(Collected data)
:::
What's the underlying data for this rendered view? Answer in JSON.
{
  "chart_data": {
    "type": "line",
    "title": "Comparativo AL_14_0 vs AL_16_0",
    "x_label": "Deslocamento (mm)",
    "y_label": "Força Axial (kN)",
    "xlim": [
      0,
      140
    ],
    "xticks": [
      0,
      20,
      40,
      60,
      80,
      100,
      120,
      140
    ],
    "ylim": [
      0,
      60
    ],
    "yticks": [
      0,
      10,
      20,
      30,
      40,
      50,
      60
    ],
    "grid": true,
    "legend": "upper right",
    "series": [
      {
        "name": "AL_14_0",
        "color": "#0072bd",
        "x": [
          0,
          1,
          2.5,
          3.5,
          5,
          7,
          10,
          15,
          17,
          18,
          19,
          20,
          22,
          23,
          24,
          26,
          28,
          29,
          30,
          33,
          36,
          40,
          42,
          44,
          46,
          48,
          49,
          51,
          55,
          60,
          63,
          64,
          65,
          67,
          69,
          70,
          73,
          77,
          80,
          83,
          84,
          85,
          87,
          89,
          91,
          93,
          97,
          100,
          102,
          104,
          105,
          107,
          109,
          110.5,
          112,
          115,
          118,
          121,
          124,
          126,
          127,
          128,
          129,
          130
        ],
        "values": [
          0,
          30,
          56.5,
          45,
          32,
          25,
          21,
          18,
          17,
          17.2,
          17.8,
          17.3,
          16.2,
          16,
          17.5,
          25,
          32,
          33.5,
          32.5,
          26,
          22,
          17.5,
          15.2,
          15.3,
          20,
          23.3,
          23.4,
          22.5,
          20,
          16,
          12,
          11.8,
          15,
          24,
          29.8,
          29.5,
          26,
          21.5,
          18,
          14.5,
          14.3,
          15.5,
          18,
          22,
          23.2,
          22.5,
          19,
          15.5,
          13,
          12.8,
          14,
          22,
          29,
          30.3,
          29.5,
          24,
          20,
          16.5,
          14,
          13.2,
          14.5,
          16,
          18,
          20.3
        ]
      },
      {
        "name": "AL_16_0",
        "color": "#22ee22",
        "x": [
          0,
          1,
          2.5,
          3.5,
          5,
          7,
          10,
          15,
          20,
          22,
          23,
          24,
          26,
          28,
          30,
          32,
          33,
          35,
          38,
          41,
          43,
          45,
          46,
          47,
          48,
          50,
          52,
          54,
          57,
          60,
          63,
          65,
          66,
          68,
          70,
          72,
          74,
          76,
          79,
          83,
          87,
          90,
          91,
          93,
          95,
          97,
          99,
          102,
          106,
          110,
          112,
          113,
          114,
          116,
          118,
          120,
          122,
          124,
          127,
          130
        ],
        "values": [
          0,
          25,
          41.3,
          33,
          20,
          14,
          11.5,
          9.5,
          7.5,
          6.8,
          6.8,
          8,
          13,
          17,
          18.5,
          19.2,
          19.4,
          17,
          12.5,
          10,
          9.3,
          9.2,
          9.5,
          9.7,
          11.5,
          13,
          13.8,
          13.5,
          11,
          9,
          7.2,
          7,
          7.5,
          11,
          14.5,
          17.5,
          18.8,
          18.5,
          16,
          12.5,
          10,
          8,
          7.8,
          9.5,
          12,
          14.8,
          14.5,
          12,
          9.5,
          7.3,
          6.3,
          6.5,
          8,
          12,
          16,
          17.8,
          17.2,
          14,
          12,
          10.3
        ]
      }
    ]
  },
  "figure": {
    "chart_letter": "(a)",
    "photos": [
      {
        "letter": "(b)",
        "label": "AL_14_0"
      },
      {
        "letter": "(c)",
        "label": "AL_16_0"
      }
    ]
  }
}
:::
**REQUIRED WORK**.
Restate the data above word for word, please.

**RESPONSE FOR THIS EXERCISE**.
What's the underlying data for this rendered view? Answer in JSON.
{
  "chart_data": {
    "type": "line",
    "title": "Comparativo AL_14_0 vs AL_16_0",
    "x_label": "Deslocamento (mm)",
    "y_label": "Força Axial (kN)",
    "xlim": [
      0,
      140
    ],
    "xticks": [
      0,
      20,
      40,
      60,
      80,
      100,
      120,
      140
    ],
    "ylim": [
      0,
      60
    ],
    "yticks": [
      0,
      10,
      20,
      30,
      40,
      50,
      60
    ],
    "grid": true,
    "legend": "upper right",
    "series": [
      {
        "name": "AL_14_0",
        "color": "#0072bd",
        "x": [
          0,
          1,
          2.5,
          3.5,
          5,
          7,
          10,
          15,
          17,
          18,
          19,
          20,
          22,
          23,
          24,
          26,
          28,
          29,
          30,
          33,
          36,
          40,
          42,
          44,
          46,
          48,
          49,
          51,
          55,
          60,
          63,
          64,
          65,
          67,
          69,
          70,
          73,
          77,
          80,
          83,
          84,
          85,
          87,
          89,
          91,
          93,
          97,
          100,
          102,
          104,
          105,
          107,
          109,
          110.5,
          112,
          115,
          118,
          121,
          124,
          126,
          127,
          128,
          129,
          130
        ],
        "values": [
          0,
          30,
          56.5,
          45,
          32,
          25,
          21,
          18,
          17,
          17.2,
          17.8,
          17.3,
          16.2,
          16,
          17.5,
          25,
          32,
          33.5,
          32.5,
          26,
          22,
          17.5,
          15.2,
          15.3,
          20,
          23.3,
          23.4,
          22.5,
          20,
          16,
          12,
          11.8,
          15,
          24,
          29.8,
          29.5,
          26,
          21.5,
          18,
          14.5,
          14.3,
          15.5,
          18,
          22,
          23.2,
          22.5,
          19,
          15.5,
          13,
          12.8,
          14,
          22,
          29,
          30.3,
          29.5,
          24,
          20,
          16.5,
          14,
          13.2,
          14.5,
          16,
          18,
          20.3
        ]
      },
      {
        "name": "AL_16_0",
        "color": "#22ee22",
        "x": [
          0,
          1,
          2.5,
          3.5,
          5,
          7,
          10,
          15,
          20,
          22,
          23,
          24,
          26,
          28,
          30,
          32,
          33,
          35,
          38,
          41,
          43,
          45,
          46,
          47,
          48,
          50,
          52,
          54,
          57,
          60,
          63,
          65,
          66,
          68,
          70,
          72,
          74,
          76,
          79,
          83,
          87,
          90,
          91,
          93,
          95,
          97,
          99,
          102,
          106,
          110,
          112,
          113,
          114,
          116,
          118,
          120,
          122,
          124,
          127,
          130
        ],
        "values": [
          0,
          25,
          41.3,
          33,
          20,
          14,
          11.5,
          9.5,
          7.5,
          6.8,
          6.8,
          8,
          13,
          17,
          18.5,
          19.2,
          19.4,
          17,
          12.5,
          10,
          9.3,
          9.2,
          9.5,
          9.7,
          11.5,
          13,
          13.8,
          13.5,
          11,
          9,
          7.2,
          7,
          7.5,
          11,
          14.5,
          17.5,
          18.8,
          18.5,
          16,
          12.5,
          10,
          8,
          7.8,
          9.5,
          12,
          14.8,
          14.5,
          12,
          9.5,
          7.3,
          6.3,
          6.5,
          8,
          12,
          16,
          17.8,
          17.2,
          14,
          12,
          10.3
        ]
      }
    ]
  },
  "figure": {
    "chart_letter": "(a)",
    "photos": [
      {
        "letter": "(b)",
        "label": "AL_14_0"
      },
      {
        "letter": "(c)",
        "label": "AL_16_0"
      }
    ]
  }
}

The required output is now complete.